Written instruction -> Which lines below hold the word "перечислению"? Report each one.

Material for this exercise ->
- - - - - - -

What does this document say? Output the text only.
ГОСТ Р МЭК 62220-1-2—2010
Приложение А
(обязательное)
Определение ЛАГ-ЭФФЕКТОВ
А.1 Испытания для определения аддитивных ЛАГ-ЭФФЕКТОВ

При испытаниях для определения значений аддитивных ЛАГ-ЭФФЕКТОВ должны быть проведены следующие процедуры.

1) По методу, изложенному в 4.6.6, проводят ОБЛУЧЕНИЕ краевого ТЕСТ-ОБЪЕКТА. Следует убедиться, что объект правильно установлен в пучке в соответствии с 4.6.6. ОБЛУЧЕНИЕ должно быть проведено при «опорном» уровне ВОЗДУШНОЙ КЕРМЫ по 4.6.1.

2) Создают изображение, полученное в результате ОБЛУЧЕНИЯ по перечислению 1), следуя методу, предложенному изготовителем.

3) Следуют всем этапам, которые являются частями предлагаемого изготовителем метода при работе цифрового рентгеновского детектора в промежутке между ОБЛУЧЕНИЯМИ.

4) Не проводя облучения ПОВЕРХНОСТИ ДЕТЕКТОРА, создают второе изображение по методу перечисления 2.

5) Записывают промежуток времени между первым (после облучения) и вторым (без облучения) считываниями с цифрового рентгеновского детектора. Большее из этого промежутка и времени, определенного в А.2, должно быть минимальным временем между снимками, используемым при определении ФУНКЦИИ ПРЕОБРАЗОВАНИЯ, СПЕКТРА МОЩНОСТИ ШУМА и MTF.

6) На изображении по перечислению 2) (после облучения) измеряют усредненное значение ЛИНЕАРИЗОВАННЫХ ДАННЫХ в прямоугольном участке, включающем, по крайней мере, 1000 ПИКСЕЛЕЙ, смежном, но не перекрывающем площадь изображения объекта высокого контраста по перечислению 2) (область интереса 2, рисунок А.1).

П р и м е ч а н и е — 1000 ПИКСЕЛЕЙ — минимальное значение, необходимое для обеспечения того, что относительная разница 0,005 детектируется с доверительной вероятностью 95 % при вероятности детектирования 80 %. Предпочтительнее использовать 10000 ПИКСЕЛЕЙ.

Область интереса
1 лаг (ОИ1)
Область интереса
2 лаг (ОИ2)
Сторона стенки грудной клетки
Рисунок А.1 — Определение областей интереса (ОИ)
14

- - - - - - -

Answer ->
2) Создают изображение, полученное в результате ОБЛУЧЕНИЯ по перечислению 1), следуя методу, предложенному изготовителем.
6) На изображении по перечислению 2) (после облучения) измеряют усредненное значение ЛИНЕАРИЗОВАННЫХ ДАННЫХ в прямоугольном участке, включающем, по крайней мере, 1000 ПИКСЕЛЕЙ, смежном, но не перекрывающем площадь изображения объекта высокого контраста по перечислению 2) (область интереса 2, рисунок А.1).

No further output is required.